From the entries that follow, list every line in which the string "account" appears.

(Entries from a dataset)
——————————

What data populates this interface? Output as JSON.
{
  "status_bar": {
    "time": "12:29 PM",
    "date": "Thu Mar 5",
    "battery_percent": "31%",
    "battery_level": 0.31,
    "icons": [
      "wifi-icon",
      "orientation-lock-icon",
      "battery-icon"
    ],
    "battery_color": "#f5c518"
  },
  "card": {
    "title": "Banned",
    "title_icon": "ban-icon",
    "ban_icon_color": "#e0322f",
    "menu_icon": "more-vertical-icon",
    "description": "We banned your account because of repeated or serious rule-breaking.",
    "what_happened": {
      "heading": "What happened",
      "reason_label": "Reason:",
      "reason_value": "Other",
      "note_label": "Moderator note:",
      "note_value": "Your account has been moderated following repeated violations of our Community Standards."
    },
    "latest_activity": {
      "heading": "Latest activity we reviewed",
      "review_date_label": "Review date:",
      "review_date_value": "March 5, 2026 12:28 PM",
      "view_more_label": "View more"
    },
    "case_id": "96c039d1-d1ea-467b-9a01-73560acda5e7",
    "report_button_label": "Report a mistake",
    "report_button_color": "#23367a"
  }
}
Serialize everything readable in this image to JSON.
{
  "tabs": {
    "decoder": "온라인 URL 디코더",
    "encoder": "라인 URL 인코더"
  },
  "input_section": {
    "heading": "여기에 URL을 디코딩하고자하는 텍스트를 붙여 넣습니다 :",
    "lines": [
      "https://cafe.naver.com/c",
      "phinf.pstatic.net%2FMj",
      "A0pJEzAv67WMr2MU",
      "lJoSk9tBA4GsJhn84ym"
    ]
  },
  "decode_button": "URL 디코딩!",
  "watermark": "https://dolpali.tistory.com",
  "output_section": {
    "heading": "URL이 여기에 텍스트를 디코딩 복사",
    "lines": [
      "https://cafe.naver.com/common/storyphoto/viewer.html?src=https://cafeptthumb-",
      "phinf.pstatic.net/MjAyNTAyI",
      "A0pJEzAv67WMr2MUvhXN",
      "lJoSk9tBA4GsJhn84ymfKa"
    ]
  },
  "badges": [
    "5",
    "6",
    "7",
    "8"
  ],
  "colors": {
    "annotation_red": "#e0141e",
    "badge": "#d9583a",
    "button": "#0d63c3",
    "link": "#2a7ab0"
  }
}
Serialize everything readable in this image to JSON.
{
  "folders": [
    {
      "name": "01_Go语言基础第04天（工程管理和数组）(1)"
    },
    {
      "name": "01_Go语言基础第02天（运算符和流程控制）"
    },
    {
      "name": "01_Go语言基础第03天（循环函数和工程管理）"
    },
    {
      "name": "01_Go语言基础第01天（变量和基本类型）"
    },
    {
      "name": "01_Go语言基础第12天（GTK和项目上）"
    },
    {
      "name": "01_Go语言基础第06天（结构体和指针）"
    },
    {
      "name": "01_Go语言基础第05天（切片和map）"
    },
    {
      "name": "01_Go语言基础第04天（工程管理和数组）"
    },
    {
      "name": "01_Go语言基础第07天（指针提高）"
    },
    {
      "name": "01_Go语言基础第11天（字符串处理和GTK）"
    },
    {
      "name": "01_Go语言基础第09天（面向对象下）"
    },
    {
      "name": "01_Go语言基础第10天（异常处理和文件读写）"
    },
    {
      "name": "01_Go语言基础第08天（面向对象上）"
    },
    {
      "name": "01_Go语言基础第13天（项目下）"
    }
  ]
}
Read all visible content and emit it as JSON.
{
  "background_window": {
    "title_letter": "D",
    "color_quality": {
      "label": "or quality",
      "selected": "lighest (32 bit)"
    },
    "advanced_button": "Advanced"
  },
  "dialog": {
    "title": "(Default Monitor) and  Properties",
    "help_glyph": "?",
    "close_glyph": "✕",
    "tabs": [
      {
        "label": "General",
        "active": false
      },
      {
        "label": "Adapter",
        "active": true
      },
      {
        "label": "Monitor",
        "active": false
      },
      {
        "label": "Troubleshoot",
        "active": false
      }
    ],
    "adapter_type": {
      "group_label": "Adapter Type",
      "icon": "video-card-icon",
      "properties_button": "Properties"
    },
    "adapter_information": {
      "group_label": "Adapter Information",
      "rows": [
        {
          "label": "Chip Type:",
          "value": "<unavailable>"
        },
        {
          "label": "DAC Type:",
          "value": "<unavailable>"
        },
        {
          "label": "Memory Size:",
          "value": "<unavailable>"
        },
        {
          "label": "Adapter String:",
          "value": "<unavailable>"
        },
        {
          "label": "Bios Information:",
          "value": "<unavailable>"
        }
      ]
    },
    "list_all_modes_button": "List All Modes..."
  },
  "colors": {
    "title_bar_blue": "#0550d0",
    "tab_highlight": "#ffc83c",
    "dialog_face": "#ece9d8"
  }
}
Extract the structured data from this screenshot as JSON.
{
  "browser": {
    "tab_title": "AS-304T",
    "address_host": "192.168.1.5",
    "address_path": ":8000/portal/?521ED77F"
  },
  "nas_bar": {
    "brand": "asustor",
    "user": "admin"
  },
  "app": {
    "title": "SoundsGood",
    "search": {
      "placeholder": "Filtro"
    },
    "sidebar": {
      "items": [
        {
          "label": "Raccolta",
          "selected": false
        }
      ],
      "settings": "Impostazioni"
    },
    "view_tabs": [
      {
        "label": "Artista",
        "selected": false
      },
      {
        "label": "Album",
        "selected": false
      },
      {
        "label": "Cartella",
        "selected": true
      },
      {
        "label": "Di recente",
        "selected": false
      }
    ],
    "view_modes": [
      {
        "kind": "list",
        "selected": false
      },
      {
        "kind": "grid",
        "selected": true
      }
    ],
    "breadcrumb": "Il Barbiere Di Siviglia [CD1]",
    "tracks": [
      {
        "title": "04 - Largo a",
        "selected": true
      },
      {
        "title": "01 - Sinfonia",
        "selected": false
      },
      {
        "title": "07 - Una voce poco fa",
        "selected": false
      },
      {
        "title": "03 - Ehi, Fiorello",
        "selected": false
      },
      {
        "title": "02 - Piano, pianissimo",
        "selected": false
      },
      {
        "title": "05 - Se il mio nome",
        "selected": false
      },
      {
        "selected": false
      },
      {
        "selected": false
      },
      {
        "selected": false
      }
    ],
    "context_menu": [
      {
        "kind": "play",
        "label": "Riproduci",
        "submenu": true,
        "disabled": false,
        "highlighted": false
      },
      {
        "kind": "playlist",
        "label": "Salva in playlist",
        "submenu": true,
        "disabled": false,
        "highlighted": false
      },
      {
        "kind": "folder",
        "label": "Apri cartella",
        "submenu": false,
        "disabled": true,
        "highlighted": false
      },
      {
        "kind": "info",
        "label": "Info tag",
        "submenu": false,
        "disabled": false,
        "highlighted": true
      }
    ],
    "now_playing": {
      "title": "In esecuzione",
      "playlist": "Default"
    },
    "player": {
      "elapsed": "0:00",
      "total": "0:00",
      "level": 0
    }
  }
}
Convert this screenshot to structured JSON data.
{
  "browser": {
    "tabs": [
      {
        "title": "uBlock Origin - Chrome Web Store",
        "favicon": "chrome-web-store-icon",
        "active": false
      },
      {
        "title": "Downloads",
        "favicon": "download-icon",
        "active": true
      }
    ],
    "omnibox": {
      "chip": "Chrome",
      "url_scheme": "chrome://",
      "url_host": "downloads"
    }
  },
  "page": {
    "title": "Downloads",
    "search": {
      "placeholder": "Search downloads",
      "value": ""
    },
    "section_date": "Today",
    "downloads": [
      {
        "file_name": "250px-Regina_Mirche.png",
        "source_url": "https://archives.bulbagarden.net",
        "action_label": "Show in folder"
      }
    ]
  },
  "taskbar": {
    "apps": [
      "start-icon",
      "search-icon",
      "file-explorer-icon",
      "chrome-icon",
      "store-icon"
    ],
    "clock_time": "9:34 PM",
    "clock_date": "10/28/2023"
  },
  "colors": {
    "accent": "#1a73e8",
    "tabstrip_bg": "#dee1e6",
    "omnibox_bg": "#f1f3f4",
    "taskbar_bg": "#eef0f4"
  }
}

——————————

RESULT OF THE TASK ▸
    "description": "We banned your account because of repeated or serious rule-breaking.",
      "note_value": "Your account has been moderated following repeated violations of our Community Standards."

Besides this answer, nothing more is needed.